* begin *
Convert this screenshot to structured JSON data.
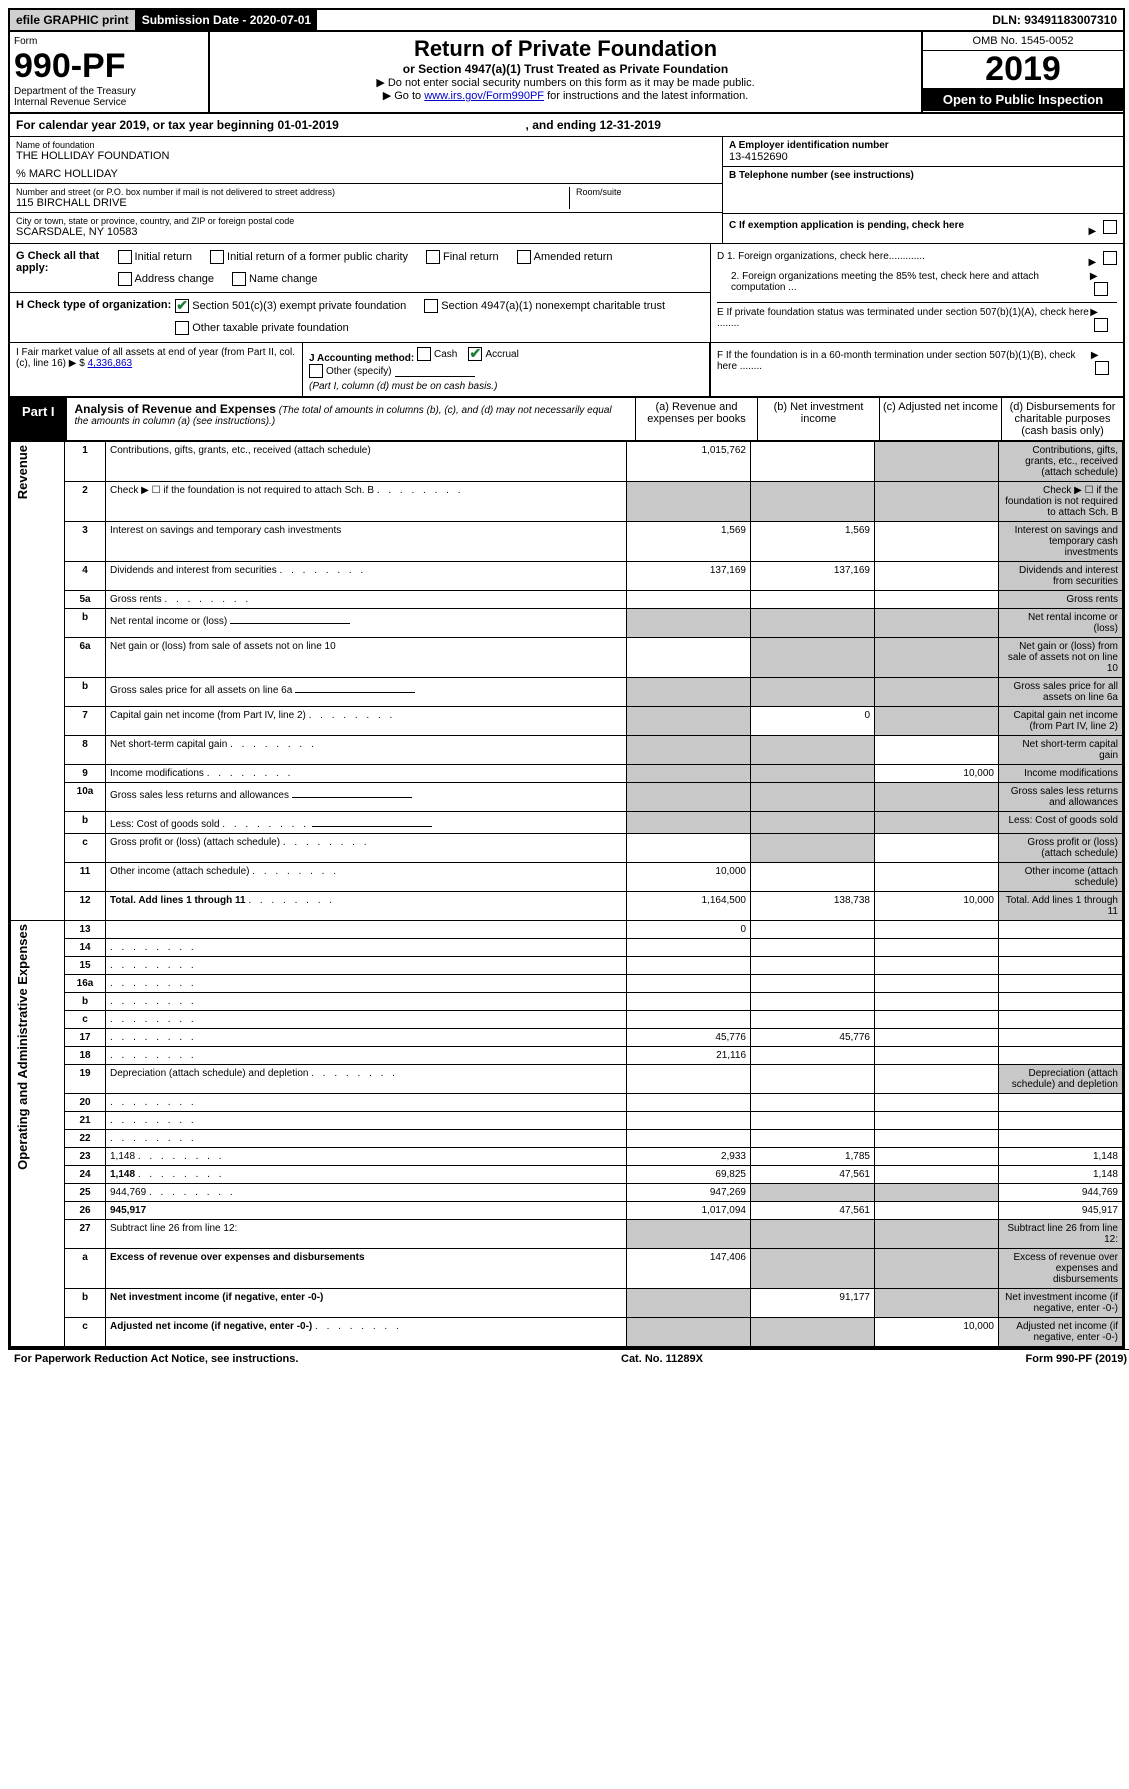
{
  "topbar": {
    "efile": "efile GRAPHIC print",
    "subdate_label": "Submission Date - 2020-07-01",
    "dln": "DLN: 93491183007310"
  },
  "header": {
    "form_word": "Form",
    "form_num": "990-PF",
    "dept": "Department of the Treasury",
    "irs": "Internal Revenue Service",
    "title": "Return of Private Foundation",
    "subtitle": "or Section 4947(a)(1) Trust Treated as Private Foundation",
    "note1": "▶ Do not enter social security numbers on this form as it may be made public.",
    "note2_pre": "▶ Go to ",
    "note2_link": "www.irs.gov/Form990PF",
    "note2_post": " for instructions and the latest information.",
    "omb": "OMB No. 1545-0052",
    "year": "2019",
    "open": "Open to Public Inspection"
  },
  "calyear": {
    "text_pre": "For calendar year 2019, or tax year beginning ",
    "begin": "01-01-2019",
    "mid": " , and ending ",
    "end": "12-31-2019"
  },
  "entity": {
    "name_label": "Name of foundation",
    "name": "THE HOLLIDAY FOUNDATION",
    "care_of": "% MARC HOLLIDAY",
    "addr_label": "Number and street (or P.O. box number if mail is not delivered to street address)",
    "addr": "115 BIRCHALL DRIVE",
    "room_label": "Room/suite",
    "city_label": "City or town, state or province, country, and ZIP or foreign postal code",
    "city": "SCARSDALE, NY  10583",
    "ein_label": "A Employer identification number",
    "ein": "13-4152690",
    "phone_label": "B Telephone number (see instructions)",
    "c_label": "C If exemption application is pending, check here"
  },
  "checks": {
    "g_label": "G Check all that apply:",
    "g_opts": [
      "Initial return",
      "Initial return of a former public charity",
      "Final return",
      "Amended return",
      "Address change",
      "Name change"
    ],
    "h_label": "H Check type of organization:",
    "h_opts": [
      "Section 501(c)(3) exempt private foundation",
      "Section 4947(a)(1) nonexempt charitable trust",
      "Other taxable private foundation"
    ],
    "h_checked_idx": 0
  },
  "d_section": {
    "d1": "D 1. Foreign organizations, check here.............",
    "d2": "2. Foreign organizations meeting the 85% test, check here and attach computation ...",
    "e": "E  If private foundation status was terminated under section 507(b)(1)(A), check here ........",
    "f": "F  If the foundation is in a 60-month termination under section 507(b)(1)(B), check here ........"
  },
  "ij": {
    "i_label": "I Fair market value of all assets at end of year (from Part II, col. (c), line 16) ▶ $ ",
    "i_val": "4,336,863",
    "j_label": "J Accounting method:",
    "j_cash": "Cash",
    "j_accrual": "Accrual",
    "j_other": "Other (specify)",
    "j_note": "(Part I, column (d) must be on cash basis.)"
  },
  "part1": {
    "label": "Part I",
    "title": "Analysis of Revenue and Expenses",
    "desc": "(The total of amounts in columns (b), (c), and (d) may not necessarily equal the amounts in column (a) (see instructions).)",
    "col_a": "(a)   Revenue and expenses per books",
    "col_b": "(b)  Net investment income",
    "col_c": "(c)  Adjusted net income",
    "col_d": "(d)  Disbursements for charitable purposes (cash basis only)"
  },
  "sides": {
    "rev": "Revenue",
    "exp": "Operating and Administrative Expenses"
  },
  "rows": [
    {
      "n": "1",
      "d": "Contributions, gifts, grants, etc., received (attach schedule)",
      "a": "1,015,762",
      "b": "",
      "c_shade": true,
      "d_shade": true
    },
    {
      "n": "2",
      "d": "Check ▶ ☐ if the foundation is not required to attach Sch. B",
      "a_shade": true,
      "b_shade": true,
      "c_shade": true,
      "d_shade": true,
      "dots": true
    },
    {
      "n": "3",
      "d": "Interest on savings and temporary cash investments",
      "a": "1,569",
      "b": "1,569",
      "c": "",
      "d_shade": true
    },
    {
      "n": "4",
      "d": "Dividends and interest from securities",
      "a": "137,169",
      "b": "137,169",
      "c": "",
      "d_shade": true,
      "dots": true
    },
    {
      "n": "5a",
      "d": "Gross rents",
      "a": "",
      "b": "",
      "c": "",
      "d_shade": true,
      "dots": true
    },
    {
      "n": "b",
      "d": "Net rental income or (loss)",
      "a_shade": true,
      "b_shade": true,
      "c_shade": true,
      "d_shade": true,
      "inline": true
    },
    {
      "n": "6a",
      "d": "Net gain or (loss) from sale of assets not on line 10",
      "a": "",
      "b_shade": true,
      "c_shade": true,
      "d_shade": true
    },
    {
      "n": "b",
      "d": "Gross sales price for all assets on line 6a",
      "a_shade": true,
      "b_shade": true,
      "c_shade": true,
      "d_shade": true,
      "inline": true
    },
    {
      "n": "7",
      "d": "Capital gain net income (from Part IV, line 2)",
      "a_shade": true,
      "b": "0",
      "c_shade": true,
      "d_shade": true,
      "dots": true
    },
    {
      "n": "8",
      "d": "Net short-term capital gain",
      "a_shade": true,
      "b_shade": true,
      "c": "",
      "d_shade": true,
      "dots": true
    },
    {
      "n": "9",
      "d": "Income modifications",
      "a_shade": true,
      "b_shade": true,
      "c": "10,000",
      "d_shade": true,
      "dots": true
    },
    {
      "n": "10a",
      "d": "Gross sales less returns and allowances",
      "a_shade": true,
      "b_shade": true,
      "c_shade": true,
      "d_shade": true,
      "inline": true
    },
    {
      "n": "b",
      "d": "Less: Cost of goods sold",
      "a_shade": true,
      "b_shade": true,
      "c_shade": true,
      "d_shade": true,
      "inline": true,
      "dots": true
    },
    {
      "n": "c",
      "d": "Gross profit or (loss) (attach schedule)",
      "a": "",
      "b_shade": true,
      "c": "",
      "d_shade": true,
      "dots": true
    },
    {
      "n": "11",
      "d": "Other income (attach schedule)",
      "a": "10,000",
      "b": "",
      "c": "",
      "d_shade": true,
      "dots": true
    },
    {
      "n": "12",
      "d": "Total. Add lines 1 through 11",
      "a": "1,164,500",
      "b": "138,738",
      "c": "10,000",
      "d_shade": true,
      "bold": true,
      "dots": true
    },
    {
      "n": "13",
      "d": "",
      "a": "0",
      "b": "",
      "c": ""
    },
    {
      "n": "14",
      "d": "",
      "a": "",
      "b": "",
      "c": "",
      "dots": true
    },
    {
      "n": "15",
      "d": "",
      "a": "",
      "b": "",
      "c": "",
      "dots": true
    },
    {
      "n": "16a",
      "d": "",
      "a": "",
      "b": "",
      "c": "",
      "dots": true
    },
    {
      "n": "b",
      "d": "",
      "a": "",
      "b": "",
      "c": "",
      "dots": true
    },
    {
      "n": "c",
      "d": "",
      "a": "",
      "b": "",
      "c": "",
      "dots": true
    },
    {
      "n": "17",
      "d": "",
      "a": "45,776",
      "b": "45,776",
      "c": "",
      "dots": true
    },
    {
      "n": "18",
      "d": "",
      "a": "21,116",
      "b": "",
      "c": "",
      "dots": true
    },
    {
      "n": "19",
      "d": "Depreciation (attach schedule) and depletion",
      "a": "",
      "b": "",
      "c": "",
      "d_shade": true,
      "dots": true
    },
    {
      "n": "20",
      "d": "",
      "a": "",
      "b": "",
      "c": "",
      "dots": true
    },
    {
      "n": "21",
      "d": "",
      "a": "",
      "b": "",
      "c": "",
      "dots": true
    },
    {
      "n": "22",
      "d": "",
      "a": "",
      "b": "",
      "c": "",
      "dots": true
    },
    {
      "n": "23",
      "d": "1,148",
      "a": "2,933",
      "b": "1,785",
      "c": "",
      "dots": true
    },
    {
      "n": "24",
      "d": "1,148",
      "a": "69,825",
      "b": "47,561",
      "c": "",
      "bold": true,
      "dots": true
    },
    {
      "n": "25",
      "d": "944,769",
      "a": "947,269",
      "b_shade": true,
      "c_shade": true,
      "dots": true
    },
    {
      "n": "26",
      "d": "945,917",
      "a": "1,017,094",
      "b": "47,561",
      "c": "",
      "bold": true
    },
    {
      "n": "27",
      "d": "Subtract line 26 from line 12:",
      "a_shade": true,
      "b_shade": true,
      "c_shade": true,
      "d_shade": true
    },
    {
      "n": "a",
      "d": "Excess of revenue over expenses and disbursements",
      "a": "147,406",
      "b_shade": true,
      "c_shade": true,
      "d_shade": true,
      "bold": true
    },
    {
      "n": "b",
      "d": "Net investment income (if negative, enter -0-)",
      "a_shade": true,
      "b": "91,177",
      "c_shade": true,
      "d_shade": true,
      "bold": true
    },
    {
      "n": "c",
      "d": "Adjusted net income (if negative, enter -0-)",
      "a_shade": true,
      "b_shade": true,
      "c": "10,000",
      "d_shade": true,
      "bold": true,
      "dots": true
    }
  ],
  "footer": {
    "left": "For Paperwork Reduction Act Notice, see instructions.",
    "mid": "Cat. No. 11289X",
    "right": "Form 990-PF (2019)"
  }
}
* end *
Find the string "charitable" in the records, then copy each line where it occurs.

**Output of the task**
      "Section 4947(a)(1) nonexempt charitable trust",
    "col_d": "(d)  Disbursements for charitable purposes (cash basis only)"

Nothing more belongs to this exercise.